COMPLETE THE FOLLOWING
[A] Quote the stretch from "International football competition" through "the knockout phase." in the 2015–16 Champions League knockout phase text, word for word.
[B] According to the 2015–16 Champions League knockout phase text, where were all the draws held?
[C] Write what comes next in the 2015–16 Champions League knockout phase text, starting after its last sentence.

SELECTED EXTRACT
= 2015–16 UEFA Champions League knockout phase =

International football competition

The 2015–16 UEFA Champions League knockout phase began on 16 February and concluded on 28 May 2016 with the final at Stadio San Siro in Milan, Italy, to decide the champions of the 2015–16 UEFA Champions League. A total of 16 teams competed in the knockout phase.

Times are CET/CEST, (Note: CET (UTC+1) for matches from 5 April 2016, and CEST (UTC+2) for matches to 16 March 2016.) as listed by UEFA (local times, if different, are in parentheses).

==Round and draw dates==
All draws were held at UEFA headquarters in Nyon, Switzerland.

| Round | Draw date and time | First leg | Second leg |
| Round of 16 | 14 December 2015, 12:00 | 16–17 & 23–24 February 2016 | 8–9 & 15–16 March 2016 |
| Quarter-finals | 18 March 2016, 12:00 | 5–6 April 2016 | 12–13 April 2016 |
| Semi-finals | 15 April 2016, 11:30 | 26–27 April 2016 | 3–4 May 2016 |
| Final | 28 May 2016 at Stadio San Siro, Milan |  |

==Format==
The knockout phase involved the 16 teams which qualified as winners and runners-up of each of the eight groups in the group stage.

Each tie in the knockout phase, apart from the final, was played over two legs, with each team playing one leg at home. The team that scored more goals on aggregate over the two legs advanced to the next round. If the aggregate score was level, the away goals rule would be applied, i.e. the team that scored more goals away from home over the two legs advanced. If away goals were also equal, then thirty minutes of extra time would be played. The away goals rule would be again applied after extra time, i.e. if there were goals scored during extra time and the aggregate score was still level, the visiting team would advance by virtue of more away goals scored. If no goals were scored during extra time, the tie would be decided by penalty shoot-out. In the final, which was played as a single match, if scores were level at the end of normal time, extra time would be played, followed by penalty shoot-out if scores remained tied.

MATERIAL SUPPLIED
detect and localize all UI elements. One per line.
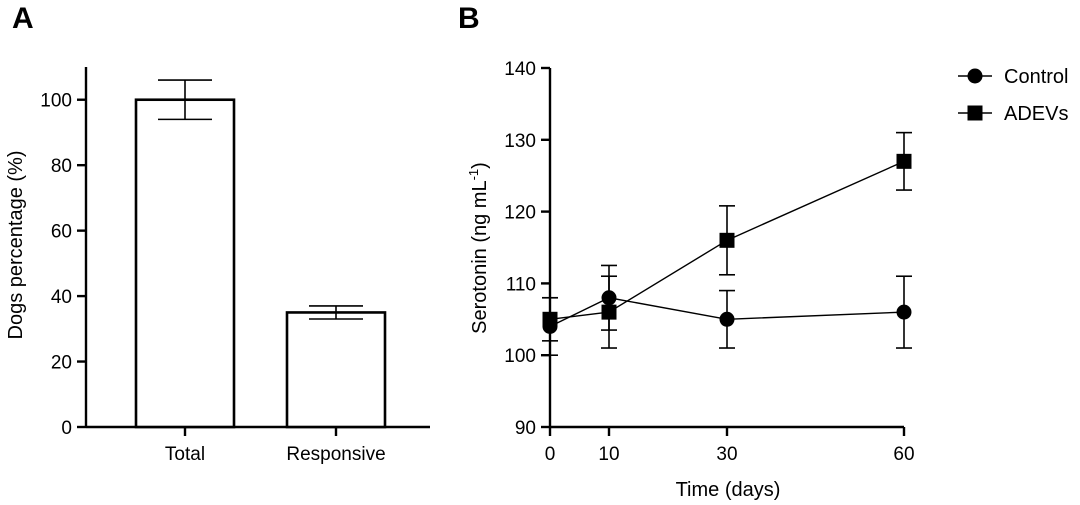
panel-b-legend: Control ADEVs [958, 66, 1068, 125]
bar-total [134, 98, 236, 429]
panel-b-y-axis-label-main: Serotonin (ng mL [469, 180, 491, 333]
series-line-adevs [549, 160, 905, 320]
panel-b-series [542, 131, 912, 357]
data-point-adevs [719, 232, 735, 248]
panel-b: B Serotonin (ng mL-1) Time (days) 901001… [458, 2, 1068, 501]
data-point-adevs [896, 153, 912, 169]
data-point-control [601, 290, 617, 306]
panel-b-x-tick-label: 30 [716, 444, 737, 465]
panel-a-y-tick-label: 40 [51, 287, 72, 308]
bar-responsive [285, 311, 387, 429]
panel-b-x-tick-label: 0 [545, 444, 556, 465]
panel-b-y-tick-label: 110 [506, 274, 536, 295]
panel-a-y-tick-label: 0 [61, 418, 72, 439]
panel-a-axes: 0 20 40 60 80 100 Total Responsive [40, 67, 430, 465]
legend-marker-control [967, 68, 983, 84]
panel-b-y-tick-label: 130 [504, 131, 536, 152]
data-point-adevs [601, 304, 617, 320]
panel-b-y-axis-label-end: ) [469, 162, 491, 169]
panel-b-y-tick-label: 100 [504, 346, 536, 367]
panel-a-x-tick-label-responsive: Responsive [286, 444, 385, 465]
panel-a-y-tick-label: 60 [51, 222, 72, 243]
panel-a-y-tick-label: 100 [40, 91, 72, 112]
panel-b-y-axis-label: Serotonin (ng mL-1) [466, 162, 491, 334]
panel-b-x-tick-label: 60 [893, 444, 914, 465]
panel-b-y-tick-label: 90 [515, 418, 536, 439]
data-point-adevs [542, 311, 558, 327]
panel-a-y-tick-label: 80 [51, 156, 72, 177]
series-line-control [549, 297, 905, 328]
panel-a-bars [134, 79, 387, 429]
panel-b-y-axis-label-sup: -1 [466, 169, 481, 181]
panel-b-y-tick-label: 120 [504, 203, 536, 224]
legend-marker-adevs [967, 105, 983, 121]
panel-a-label: A [12, 2, 34, 35]
legend-label-control: Control [1004, 66, 1068, 88]
panel-a-x-tick-label-total: Total [165, 444, 205, 465]
panel-b-y-tick-label: 140 [504, 59, 536, 80]
panel-a-y-tick-label: 20 [51, 353, 72, 374]
panel-b-x-tick-label: 10 [598, 444, 619, 465]
data-point-control [719, 311, 735, 327]
panel-b-label: B [458, 2, 480, 35]
panel-b-axes: 90 100 110 120 130 140 0 10 30 60 [504, 59, 914, 465]
panel-a-y-axis-label: Dogs percentage (%) [5, 151, 27, 340]
panel-b-x-axis-label: Time (days) [676, 479, 781, 501]
legend-label-adevs: ADEVs [1004, 103, 1068, 125]
data-point-control [896, 304, 912, 320]
panel-a: A Dogs percentage (%) 0 20 40 60 80 100 Total R… [5, 2, 430, 465]
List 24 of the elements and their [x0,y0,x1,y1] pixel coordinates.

ANSWERS TO EACH TASK
[A]
International football competition

The 2015–16 UEFA Champions League knockout phase began on 16 February and concluded on 28 May 2016 with the final at Stadio San Siro in Milan, Italy, to decide the champions of the 2015–16 UEFA Champions League. A total of 16 teams competed in the knockout phase.

[B] At UEFA headquarters in Nyon, Switzerland.

[C]
The mechanism of the draws for each round was as follows:
- In the draw for the round of 16, the eight group winners were seeded, and the eight group runners-up were unseeded. The seeded teams were drawn against the unseeded teams, with the seeded teams hosting the second leg. Teams from the same group or the same association could not be drawn against each other.
- In the draws for the quarter-finals onwards, there were no seedings, and teams from the same group or the same association could be drawn against each other.

On 17 July 2014, the UEFA emergency panel ruled that Ukrainian and Russian clubs would not be drawn against each other "until further notice" due to the political unrest between the countries.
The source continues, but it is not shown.